Look through the records that follow. Copy every line containing the word "data".
--
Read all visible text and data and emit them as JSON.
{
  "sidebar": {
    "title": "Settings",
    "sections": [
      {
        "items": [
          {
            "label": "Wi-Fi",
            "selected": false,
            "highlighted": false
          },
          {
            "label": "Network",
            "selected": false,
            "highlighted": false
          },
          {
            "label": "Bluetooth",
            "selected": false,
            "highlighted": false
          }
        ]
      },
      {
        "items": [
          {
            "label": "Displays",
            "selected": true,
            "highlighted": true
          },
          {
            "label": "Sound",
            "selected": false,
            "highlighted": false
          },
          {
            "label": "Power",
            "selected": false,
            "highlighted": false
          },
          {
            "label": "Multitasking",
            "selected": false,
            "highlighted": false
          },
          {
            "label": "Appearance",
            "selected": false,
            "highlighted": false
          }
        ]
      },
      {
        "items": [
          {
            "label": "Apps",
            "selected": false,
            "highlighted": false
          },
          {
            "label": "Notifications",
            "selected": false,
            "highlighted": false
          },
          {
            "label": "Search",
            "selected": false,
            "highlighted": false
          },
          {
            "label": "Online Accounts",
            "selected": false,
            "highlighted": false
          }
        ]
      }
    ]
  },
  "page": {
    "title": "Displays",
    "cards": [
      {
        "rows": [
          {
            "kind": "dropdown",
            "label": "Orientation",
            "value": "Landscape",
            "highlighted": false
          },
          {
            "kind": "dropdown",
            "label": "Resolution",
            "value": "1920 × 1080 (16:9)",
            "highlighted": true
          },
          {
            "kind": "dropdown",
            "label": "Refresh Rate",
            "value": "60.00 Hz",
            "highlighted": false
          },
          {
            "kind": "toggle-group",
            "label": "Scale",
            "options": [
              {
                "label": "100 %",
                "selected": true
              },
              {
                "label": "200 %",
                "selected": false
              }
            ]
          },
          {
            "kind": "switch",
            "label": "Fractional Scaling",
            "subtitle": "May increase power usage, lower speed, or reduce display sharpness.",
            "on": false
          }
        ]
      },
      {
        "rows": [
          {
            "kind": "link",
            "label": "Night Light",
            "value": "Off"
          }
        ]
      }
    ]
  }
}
--
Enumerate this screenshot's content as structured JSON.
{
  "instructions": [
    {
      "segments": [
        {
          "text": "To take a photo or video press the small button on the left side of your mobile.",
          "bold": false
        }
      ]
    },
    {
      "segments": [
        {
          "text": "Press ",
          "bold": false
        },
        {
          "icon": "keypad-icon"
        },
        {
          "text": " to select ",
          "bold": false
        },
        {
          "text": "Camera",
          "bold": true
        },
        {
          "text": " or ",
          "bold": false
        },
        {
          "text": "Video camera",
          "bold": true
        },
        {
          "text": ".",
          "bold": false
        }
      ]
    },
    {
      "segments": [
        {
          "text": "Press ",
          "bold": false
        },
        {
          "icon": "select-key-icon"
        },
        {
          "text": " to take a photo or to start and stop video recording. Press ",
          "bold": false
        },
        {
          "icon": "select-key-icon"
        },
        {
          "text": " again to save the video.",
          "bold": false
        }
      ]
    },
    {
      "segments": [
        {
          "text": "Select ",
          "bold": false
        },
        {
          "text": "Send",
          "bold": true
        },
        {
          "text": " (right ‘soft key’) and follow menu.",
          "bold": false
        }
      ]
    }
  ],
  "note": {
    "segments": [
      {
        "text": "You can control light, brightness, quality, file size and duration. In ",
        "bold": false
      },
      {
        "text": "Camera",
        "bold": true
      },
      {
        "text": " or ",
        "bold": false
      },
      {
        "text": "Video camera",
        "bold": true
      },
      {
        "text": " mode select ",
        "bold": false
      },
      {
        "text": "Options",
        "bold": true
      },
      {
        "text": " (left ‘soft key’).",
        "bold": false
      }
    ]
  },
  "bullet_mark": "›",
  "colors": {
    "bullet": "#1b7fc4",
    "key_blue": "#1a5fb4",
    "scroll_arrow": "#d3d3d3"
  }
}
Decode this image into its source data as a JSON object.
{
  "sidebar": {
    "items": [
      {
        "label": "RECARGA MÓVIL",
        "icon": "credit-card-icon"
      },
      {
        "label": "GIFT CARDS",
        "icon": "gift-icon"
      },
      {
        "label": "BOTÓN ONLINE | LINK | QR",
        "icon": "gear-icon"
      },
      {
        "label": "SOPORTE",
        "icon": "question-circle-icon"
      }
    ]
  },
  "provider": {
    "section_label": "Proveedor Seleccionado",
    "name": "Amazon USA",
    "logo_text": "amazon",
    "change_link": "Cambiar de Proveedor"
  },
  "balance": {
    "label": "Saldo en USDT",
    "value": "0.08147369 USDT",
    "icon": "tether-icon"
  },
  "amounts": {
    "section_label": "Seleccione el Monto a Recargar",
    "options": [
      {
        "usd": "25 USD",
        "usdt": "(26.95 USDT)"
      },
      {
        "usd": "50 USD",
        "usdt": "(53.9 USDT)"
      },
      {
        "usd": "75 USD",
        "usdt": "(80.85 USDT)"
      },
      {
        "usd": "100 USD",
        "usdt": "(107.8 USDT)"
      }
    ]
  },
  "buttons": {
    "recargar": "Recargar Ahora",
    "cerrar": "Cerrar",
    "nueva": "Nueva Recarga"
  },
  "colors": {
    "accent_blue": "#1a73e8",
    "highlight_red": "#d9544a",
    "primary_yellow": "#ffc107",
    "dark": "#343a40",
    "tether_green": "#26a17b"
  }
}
--
Exercise response:
Read all visible text and data and emit them as JSON.
Decode this image into its source data as a JSON object.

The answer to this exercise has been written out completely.